- **TASK DIRECTIONS**
Restate each of the lines given below, word for word.

- **INPUT RECORDS**
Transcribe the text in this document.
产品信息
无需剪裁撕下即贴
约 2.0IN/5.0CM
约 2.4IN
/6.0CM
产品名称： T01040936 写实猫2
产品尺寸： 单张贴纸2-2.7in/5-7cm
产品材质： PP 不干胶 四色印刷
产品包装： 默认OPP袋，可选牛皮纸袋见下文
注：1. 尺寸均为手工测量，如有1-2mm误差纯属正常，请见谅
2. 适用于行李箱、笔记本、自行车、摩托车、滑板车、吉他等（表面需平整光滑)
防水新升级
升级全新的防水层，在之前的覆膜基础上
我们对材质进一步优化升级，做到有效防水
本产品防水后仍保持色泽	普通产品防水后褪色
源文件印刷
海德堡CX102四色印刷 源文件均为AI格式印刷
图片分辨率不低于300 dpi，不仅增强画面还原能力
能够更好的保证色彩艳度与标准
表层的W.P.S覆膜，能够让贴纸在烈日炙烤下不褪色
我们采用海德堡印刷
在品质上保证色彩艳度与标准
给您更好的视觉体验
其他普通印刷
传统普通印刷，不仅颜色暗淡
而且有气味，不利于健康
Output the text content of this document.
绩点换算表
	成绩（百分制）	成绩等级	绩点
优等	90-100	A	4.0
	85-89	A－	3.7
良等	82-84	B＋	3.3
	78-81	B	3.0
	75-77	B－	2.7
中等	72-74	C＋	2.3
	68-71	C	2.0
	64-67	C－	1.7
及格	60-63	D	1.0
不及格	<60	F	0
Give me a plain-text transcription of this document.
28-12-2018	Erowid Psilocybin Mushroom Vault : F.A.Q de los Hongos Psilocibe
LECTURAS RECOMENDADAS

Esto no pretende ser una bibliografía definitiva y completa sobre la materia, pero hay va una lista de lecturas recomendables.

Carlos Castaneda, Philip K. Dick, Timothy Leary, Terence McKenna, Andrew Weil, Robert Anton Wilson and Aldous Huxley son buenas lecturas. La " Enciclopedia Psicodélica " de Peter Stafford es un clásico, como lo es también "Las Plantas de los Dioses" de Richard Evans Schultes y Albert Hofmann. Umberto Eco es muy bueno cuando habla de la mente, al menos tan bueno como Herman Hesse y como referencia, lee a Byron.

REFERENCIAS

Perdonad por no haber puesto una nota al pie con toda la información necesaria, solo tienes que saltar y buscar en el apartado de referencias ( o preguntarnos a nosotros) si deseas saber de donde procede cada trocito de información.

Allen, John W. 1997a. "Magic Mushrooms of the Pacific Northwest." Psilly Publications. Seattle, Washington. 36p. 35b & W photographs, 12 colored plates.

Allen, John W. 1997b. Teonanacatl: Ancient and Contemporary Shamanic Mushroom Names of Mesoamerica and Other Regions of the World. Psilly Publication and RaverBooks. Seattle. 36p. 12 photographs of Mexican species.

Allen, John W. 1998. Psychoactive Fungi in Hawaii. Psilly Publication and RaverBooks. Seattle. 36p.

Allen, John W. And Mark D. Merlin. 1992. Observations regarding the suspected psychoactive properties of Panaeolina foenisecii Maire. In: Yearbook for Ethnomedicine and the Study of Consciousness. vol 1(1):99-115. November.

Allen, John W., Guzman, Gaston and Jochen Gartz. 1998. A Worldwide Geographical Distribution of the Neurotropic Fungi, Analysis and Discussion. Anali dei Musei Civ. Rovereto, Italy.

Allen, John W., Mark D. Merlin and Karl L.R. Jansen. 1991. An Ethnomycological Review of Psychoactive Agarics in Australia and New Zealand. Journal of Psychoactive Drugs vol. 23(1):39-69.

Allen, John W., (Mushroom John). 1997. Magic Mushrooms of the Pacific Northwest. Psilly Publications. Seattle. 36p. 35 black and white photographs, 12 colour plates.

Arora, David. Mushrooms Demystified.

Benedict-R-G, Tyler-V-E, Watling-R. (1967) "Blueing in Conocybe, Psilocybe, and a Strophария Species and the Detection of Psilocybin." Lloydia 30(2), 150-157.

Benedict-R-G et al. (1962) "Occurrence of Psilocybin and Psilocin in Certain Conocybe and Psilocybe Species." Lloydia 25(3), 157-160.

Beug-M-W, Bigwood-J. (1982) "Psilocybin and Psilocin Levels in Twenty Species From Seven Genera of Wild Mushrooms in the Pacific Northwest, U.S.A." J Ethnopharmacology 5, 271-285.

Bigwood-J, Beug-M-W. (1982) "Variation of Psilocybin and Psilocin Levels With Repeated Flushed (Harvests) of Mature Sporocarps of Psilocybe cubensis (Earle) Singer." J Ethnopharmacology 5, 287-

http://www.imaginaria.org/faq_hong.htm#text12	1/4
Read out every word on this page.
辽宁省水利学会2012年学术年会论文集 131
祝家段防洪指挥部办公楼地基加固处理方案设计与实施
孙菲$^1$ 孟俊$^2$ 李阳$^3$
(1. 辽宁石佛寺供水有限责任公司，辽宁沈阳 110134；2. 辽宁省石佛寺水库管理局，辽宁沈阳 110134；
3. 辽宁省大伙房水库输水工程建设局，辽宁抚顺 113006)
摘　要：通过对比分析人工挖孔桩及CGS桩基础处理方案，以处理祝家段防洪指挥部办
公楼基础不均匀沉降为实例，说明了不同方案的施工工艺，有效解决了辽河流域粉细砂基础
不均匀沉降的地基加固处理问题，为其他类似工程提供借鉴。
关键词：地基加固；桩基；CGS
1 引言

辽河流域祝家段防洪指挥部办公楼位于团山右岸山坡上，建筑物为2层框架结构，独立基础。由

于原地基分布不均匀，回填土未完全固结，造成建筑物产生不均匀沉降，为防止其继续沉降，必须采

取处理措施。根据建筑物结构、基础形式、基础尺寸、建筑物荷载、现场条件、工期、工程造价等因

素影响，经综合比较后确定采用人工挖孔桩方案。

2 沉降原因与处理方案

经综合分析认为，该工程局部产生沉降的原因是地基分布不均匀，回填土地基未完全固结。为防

- **TASK SOLUTION**
Transcribe the text in this document.
产品信息
无需剪裁撕下即贴
约 2.0IN/5.0CM
约 2.4IN
/6.0CM
产品名称： T01040936 写实猫2
产品尺寸： 单张贴纸2-2.7in/5-7cm
产品材质： PP 不干胶 四色印刷
产品包装： 默认OPP袋，可选牛皮纸袋见下文
注：1. 尺寸均为手工测量，如有1-2mm误差纯属正常，请见谅
2. 适用于行李箱、笔记本、自行车、摩托车、滑板车、吉他等（表面需平整光滑)
防水新升级
升级全新的防水层，在之前的覆膜基础上
我们对材质进一步优化升级，做到有效防水
本产品防水后仍保持色泽	普通产品防水后褪色
源文件印刷
海德堡CX102四色印刷 源文件均为AI格式印刷
图片分辨率不低于300 dpi，不仅增强画面还原能力
能够更好的保证色彩艳度与标准
表层的W.P.S覆膜，能够让贴纸在烈日炙烤下不褪色
我们采用海德堡印刷
在品质上保证色彩艳度与标准
给您更好的视觉体验
其他普通印刷
传统普通印刷，不仅颜色暗淡
而且有气味，不利于健康
Output the text content of this document.
绩点换算表
	成绩（百分制）	成绩等级	绩点
优等	90-100	A	4.0
	85-89	A－	3.7
良等	82-84	B＋	3.3
	78-81	B	3.0
	75-77	B－	2.7
中等	72-74	C＋	2.3
	68-71	C	2.0
	64-67	C－	1.7
及格	60-63	D	1.0
不及格	<60	F	0
Give me a plain-text transcription of this document.
28-12-2018	Erowid Psilocybin Mushroom Vault : F.A.Q de los Hongos Psilocibe
LECTURAS RECOMENDADAS

Esto no pretende ser una bibliografía definitiva y completa sobre la materia, pero hay va una lista de lecturas recomendables.

Carlos Castaneda, Philip K. Dick, Timothy Leary, Terence McKenna, Andrew Weil, Robert Anton Wilson and Aldous Huxley son buenas lecturas. La " Enciclopedia Psicodélica " de Peter Stafford es un clásico, como lo es también "Las Plantas de los Dioses" de Richard Evans Schultes y Albert Hofmann. Umberto Eco es muy bueno cuando habla de la mente, al menos tan bueno como Herman Hesse y como referencia, lee a Byron.

REFERENCIAS

Perdonad por no haber puesto una nota al pie con toda la información necesaria, solo tienes que saltar y buscar en el apartado de referencias ( o preguntarnos a nosotros) si deseas saber de donde procede cada trocito de información.

Allen, John W. 1997a. "Magic Mushrooms of the Pacific Northwest." Psilly Publications. Seattle, Washington. 36p. 35b & W photographs, 12 colored plates.

Allen, John W. 1997b. Teonanacatl: Ancient and Contemporary Shamanic Mushroom Names of Mesoamerica and Other Regions of the World. Psilly Publication and RaverBooks. Seattle. 36p. 12 photographs of Mexican species.

Allen, John W. 1998. Psychoactive Fungi in Hawaii. Psilly Publication and RaverBooks. Seattle. 36p.

Allen, John W. And Mark D. Merlin. 1992. Observations regarding the suspected psychoactive properties of Panaeolina foenisecii Maire. In: Yearbook for Ethnomedicine and the Study of Consciousness. vol 1(1):99-115. November.

Allen, John W., Guzman, Gaston and Jochen Gartz. 1998. A Worldwide Geographical Distribution of the Neurotropic Fungi, Analysis and Discussion. Anali dei Musei Civ. Rovereto, Italy.

Allen, John W., Mark D. Merlin and Karl L.R. Jansen. 1991. An Ethnomycological Review of Psychoactive Agarics in Australia and New Zealand. Journal of Psychoactive Drugs vol. 23(1):39-69.

Allen, John W., (Mushroom John). 1997. Magic Mushrooms of the Pacific Northwest. Psilly Publications. Seattle. 36p. 35 black and white photographs, 12 colour plates.

Arora, David. Mushrooms Demystified.

Benedict-R-G, Tyler-V-E, Watling-R. (1967) "Blueing in Conocybe, Psilocybe, and a Strophария Species and the Detection of Psilocybin." Lloydia 30(2), 150-157.

Benedict-R-G et al. (1962) "Occurrence of Psilocybin and Psilocin in Certain Conocybe and Psilocybe Species." Lloydia 25(3), 157-160.

Beug-M-W, Bigwood-J. (1982) "Psilocybin and Psilocin Levels in Twenty Species From Seven Genera of Wild Mushrooms in the Pacific Northwest, U.S.A." J Ethnopharmacology 5, 271-285.

Bigwood-J, Beug-M-W. (1982) "Variation of Psilocybin and Psilocin Levels With Repeated Flushed (Harvests) of Mature Sporocarps of Psilocybe cubensis (Earle) Singer." J Ethnopharmacology 5, 287-

http://www.imaginaria.org/faq_hong.htm#text12	1/4
Read out every word on this page.
辽宁省水利学会2012年学术年会论文集 131
祝家段防洪指挥部办公楼地基加固处理方案设计与实施
孙菲$^1$ 孟俊$^2$ 李阳$^3$
(1. 辽宁石佛寺供水有限责任公司，辽宁沈阳 110134；2. 辽宁省石佛寺水库管理局，辽宁沈阳 110134；
3. 辽宁省大伙房水库输水工程建设局，辽宁抚顺 113006)
摘　要：通过对比分析人工挖孔桩及CGS桩基础处理方案，以处理祝家段防洪指挥部办
公楼基础不均匀沉降为实例，说明了不同方案的施工工艺，有效解决了辽河流域粉细砂基础
不均匀沉降的地基加固处理问题，为其他类似工程提供借鉴。
关键词：地基加固；桩基；CGS
1 引言

辽河流域祝家段防洪指挥部办公楼位于团山右岸山坡上，建筑物为2层框架结构，独立基础。由

于原地基分布不均匀，回填土未完全固结，造成建筑物产生不均匀沉降，为防止其继续沉降，必须采

取处理措施。根据建筑物结构、基础形式、基础尺寸、建筑物荷载、现场条件、工期、工程造价等因

素影响，经综合比较后确定采用人工挖孔桩方案。

2 沉降原因与处理方案

经综合分析认为，该工程局部产生沉降的原因是地基分布不均匀，回填土地基未完全固结。为防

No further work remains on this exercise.